** Aim **
Where a line contains the word "chevron", copy that line in full.
** start of Records for this exercise **
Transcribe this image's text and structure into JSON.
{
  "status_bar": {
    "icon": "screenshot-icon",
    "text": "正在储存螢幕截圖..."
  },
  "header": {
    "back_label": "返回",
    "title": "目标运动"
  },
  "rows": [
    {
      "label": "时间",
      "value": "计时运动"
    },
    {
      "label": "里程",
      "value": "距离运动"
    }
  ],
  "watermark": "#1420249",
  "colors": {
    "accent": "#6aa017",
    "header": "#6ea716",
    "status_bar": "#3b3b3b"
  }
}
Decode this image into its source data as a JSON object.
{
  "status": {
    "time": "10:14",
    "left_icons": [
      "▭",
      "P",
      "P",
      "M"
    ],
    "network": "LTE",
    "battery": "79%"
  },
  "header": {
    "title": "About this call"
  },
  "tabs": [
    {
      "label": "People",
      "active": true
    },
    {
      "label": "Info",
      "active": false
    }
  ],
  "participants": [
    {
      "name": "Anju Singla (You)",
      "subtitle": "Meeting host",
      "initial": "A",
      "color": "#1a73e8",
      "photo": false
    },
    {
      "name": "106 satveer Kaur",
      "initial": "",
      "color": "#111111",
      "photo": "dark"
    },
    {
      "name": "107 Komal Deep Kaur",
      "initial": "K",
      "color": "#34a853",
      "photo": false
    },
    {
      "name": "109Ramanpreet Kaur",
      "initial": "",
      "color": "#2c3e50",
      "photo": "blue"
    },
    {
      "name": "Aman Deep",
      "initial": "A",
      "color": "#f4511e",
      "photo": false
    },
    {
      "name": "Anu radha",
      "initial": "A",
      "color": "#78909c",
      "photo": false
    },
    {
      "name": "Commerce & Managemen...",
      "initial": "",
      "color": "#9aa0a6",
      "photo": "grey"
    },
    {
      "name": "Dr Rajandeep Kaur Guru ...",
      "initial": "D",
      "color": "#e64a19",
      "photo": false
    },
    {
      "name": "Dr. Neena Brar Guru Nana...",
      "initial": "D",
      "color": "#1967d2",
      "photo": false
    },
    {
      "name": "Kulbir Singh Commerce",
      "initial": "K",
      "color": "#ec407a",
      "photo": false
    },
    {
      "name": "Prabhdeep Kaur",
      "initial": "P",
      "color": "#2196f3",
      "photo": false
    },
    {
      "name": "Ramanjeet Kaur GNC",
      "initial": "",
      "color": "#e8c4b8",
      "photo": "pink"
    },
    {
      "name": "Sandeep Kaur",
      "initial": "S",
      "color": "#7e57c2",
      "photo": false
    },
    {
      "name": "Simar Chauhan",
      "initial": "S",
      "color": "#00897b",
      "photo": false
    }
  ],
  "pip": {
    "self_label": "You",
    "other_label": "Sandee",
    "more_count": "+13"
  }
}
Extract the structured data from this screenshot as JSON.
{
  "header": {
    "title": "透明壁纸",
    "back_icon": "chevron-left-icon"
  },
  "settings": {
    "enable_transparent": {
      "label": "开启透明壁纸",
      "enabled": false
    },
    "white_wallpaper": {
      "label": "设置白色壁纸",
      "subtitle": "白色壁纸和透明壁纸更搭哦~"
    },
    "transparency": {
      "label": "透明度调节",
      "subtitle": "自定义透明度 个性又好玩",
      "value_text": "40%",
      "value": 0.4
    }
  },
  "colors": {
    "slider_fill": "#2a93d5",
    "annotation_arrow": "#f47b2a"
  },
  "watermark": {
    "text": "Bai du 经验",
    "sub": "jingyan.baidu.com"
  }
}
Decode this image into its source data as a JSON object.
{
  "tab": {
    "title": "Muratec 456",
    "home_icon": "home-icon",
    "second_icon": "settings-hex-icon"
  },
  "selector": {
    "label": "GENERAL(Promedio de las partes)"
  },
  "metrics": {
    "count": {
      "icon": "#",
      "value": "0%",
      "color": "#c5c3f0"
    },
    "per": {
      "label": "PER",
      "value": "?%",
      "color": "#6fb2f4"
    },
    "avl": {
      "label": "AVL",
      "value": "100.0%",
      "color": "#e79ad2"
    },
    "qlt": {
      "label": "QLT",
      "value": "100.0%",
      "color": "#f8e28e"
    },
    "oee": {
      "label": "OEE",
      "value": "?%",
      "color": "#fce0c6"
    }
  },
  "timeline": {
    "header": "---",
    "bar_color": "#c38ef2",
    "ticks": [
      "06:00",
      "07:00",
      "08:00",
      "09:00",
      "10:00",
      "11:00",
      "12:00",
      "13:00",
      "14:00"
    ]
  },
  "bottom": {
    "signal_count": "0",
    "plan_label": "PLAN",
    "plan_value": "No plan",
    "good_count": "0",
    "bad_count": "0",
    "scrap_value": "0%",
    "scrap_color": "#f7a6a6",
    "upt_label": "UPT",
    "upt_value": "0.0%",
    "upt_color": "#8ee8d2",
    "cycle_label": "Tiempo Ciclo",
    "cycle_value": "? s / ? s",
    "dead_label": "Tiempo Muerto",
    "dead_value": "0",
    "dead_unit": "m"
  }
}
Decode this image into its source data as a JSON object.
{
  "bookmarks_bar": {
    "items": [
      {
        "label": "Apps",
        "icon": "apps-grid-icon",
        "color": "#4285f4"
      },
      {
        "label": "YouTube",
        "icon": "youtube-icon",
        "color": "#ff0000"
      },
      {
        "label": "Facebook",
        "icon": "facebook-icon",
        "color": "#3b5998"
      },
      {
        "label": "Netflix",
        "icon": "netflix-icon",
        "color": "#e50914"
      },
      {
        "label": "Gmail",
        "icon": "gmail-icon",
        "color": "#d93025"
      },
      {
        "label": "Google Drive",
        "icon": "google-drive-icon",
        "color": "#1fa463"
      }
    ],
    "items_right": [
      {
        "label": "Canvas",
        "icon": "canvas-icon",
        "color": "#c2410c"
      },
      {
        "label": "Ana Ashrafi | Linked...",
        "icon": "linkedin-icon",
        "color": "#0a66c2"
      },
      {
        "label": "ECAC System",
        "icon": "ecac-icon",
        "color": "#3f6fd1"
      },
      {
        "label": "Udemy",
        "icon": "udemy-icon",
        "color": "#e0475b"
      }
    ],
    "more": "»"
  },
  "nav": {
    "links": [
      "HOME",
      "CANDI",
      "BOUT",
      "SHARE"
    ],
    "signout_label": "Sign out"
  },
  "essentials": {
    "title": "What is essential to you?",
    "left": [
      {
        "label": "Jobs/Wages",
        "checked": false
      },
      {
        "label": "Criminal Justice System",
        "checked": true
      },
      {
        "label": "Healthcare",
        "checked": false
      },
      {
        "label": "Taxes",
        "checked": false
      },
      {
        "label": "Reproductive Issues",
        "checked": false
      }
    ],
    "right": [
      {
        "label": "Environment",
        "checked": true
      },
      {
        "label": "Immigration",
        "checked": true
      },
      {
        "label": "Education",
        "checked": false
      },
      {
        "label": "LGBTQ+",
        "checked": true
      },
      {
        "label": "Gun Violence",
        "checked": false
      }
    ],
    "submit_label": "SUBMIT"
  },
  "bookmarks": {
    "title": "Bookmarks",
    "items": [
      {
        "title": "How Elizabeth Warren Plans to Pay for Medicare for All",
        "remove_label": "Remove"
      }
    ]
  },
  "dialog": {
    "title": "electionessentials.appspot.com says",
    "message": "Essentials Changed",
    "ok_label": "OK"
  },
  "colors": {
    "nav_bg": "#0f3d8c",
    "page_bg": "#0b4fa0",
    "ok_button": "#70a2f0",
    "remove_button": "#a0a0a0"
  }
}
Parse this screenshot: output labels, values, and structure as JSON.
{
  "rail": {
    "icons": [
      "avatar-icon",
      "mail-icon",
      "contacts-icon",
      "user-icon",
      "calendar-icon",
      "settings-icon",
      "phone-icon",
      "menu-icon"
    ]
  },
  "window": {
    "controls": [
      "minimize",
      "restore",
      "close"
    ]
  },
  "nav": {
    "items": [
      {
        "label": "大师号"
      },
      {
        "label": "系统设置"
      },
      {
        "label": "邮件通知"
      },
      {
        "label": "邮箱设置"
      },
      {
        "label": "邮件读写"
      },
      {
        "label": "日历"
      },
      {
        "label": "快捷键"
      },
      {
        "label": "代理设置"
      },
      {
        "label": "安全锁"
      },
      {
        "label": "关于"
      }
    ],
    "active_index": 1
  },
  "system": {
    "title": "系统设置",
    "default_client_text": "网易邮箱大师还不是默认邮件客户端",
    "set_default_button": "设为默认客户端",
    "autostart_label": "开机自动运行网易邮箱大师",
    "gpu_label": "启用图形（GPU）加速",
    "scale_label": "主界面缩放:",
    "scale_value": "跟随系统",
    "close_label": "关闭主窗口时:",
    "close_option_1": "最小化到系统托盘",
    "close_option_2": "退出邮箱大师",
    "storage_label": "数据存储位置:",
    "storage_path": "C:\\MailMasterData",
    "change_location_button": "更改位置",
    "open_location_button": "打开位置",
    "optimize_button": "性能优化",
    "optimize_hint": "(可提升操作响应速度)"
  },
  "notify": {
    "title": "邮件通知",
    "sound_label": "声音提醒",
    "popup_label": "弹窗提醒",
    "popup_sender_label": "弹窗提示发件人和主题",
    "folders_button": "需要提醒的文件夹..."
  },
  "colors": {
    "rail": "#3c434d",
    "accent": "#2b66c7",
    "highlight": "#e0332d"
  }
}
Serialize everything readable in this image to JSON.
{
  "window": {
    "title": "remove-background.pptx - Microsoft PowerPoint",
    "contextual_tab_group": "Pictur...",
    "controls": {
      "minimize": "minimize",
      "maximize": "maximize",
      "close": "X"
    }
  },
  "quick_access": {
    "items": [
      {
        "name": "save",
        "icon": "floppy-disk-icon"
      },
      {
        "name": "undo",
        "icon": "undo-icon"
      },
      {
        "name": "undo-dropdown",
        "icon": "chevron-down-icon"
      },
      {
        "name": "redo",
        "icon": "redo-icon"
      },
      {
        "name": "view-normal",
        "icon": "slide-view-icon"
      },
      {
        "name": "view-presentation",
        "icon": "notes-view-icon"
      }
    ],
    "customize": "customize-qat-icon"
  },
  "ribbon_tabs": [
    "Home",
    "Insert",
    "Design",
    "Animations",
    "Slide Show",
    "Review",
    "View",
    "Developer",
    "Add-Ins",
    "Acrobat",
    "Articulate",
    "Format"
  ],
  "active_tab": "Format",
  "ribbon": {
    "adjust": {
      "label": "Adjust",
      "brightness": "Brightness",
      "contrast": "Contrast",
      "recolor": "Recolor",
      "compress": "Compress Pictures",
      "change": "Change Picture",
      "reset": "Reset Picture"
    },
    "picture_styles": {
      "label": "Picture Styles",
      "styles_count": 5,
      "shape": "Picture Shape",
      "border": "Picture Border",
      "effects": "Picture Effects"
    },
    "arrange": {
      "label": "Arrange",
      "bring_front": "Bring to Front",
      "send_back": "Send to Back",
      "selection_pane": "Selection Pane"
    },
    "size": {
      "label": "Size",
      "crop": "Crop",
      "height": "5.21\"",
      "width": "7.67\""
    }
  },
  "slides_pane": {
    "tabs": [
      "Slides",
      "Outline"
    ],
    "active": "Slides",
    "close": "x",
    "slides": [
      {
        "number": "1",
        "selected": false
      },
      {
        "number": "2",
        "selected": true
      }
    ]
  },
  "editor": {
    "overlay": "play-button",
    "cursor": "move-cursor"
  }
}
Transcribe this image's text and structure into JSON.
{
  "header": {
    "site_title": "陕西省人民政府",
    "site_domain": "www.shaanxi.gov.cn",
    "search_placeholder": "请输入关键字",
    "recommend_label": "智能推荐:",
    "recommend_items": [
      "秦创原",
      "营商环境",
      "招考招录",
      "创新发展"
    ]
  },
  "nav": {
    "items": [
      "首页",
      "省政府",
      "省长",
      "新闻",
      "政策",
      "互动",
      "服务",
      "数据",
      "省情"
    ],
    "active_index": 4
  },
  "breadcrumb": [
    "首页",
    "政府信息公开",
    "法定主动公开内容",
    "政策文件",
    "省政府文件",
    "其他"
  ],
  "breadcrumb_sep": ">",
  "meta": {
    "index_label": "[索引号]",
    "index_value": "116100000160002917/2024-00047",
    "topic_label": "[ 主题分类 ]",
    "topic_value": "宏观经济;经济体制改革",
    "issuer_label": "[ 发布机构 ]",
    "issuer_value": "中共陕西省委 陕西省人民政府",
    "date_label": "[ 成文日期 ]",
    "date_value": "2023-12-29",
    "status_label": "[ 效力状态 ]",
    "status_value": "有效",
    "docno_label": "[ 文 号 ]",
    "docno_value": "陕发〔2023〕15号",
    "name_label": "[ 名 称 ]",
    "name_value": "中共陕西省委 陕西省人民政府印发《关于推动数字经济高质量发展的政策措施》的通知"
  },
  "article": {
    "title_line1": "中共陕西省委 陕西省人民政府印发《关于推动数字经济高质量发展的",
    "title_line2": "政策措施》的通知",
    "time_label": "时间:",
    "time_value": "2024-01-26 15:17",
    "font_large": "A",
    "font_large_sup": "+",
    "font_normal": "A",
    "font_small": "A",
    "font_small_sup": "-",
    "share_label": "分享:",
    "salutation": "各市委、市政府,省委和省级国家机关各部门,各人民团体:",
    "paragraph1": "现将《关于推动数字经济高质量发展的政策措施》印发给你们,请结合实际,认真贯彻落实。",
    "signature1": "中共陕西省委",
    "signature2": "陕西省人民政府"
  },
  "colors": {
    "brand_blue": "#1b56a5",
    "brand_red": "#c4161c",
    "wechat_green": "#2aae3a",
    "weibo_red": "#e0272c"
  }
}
** end of Records for this exercise **
** Solution **
    "back_icon": "chevron-left-icon"
        "icon": "chevron-down-icon"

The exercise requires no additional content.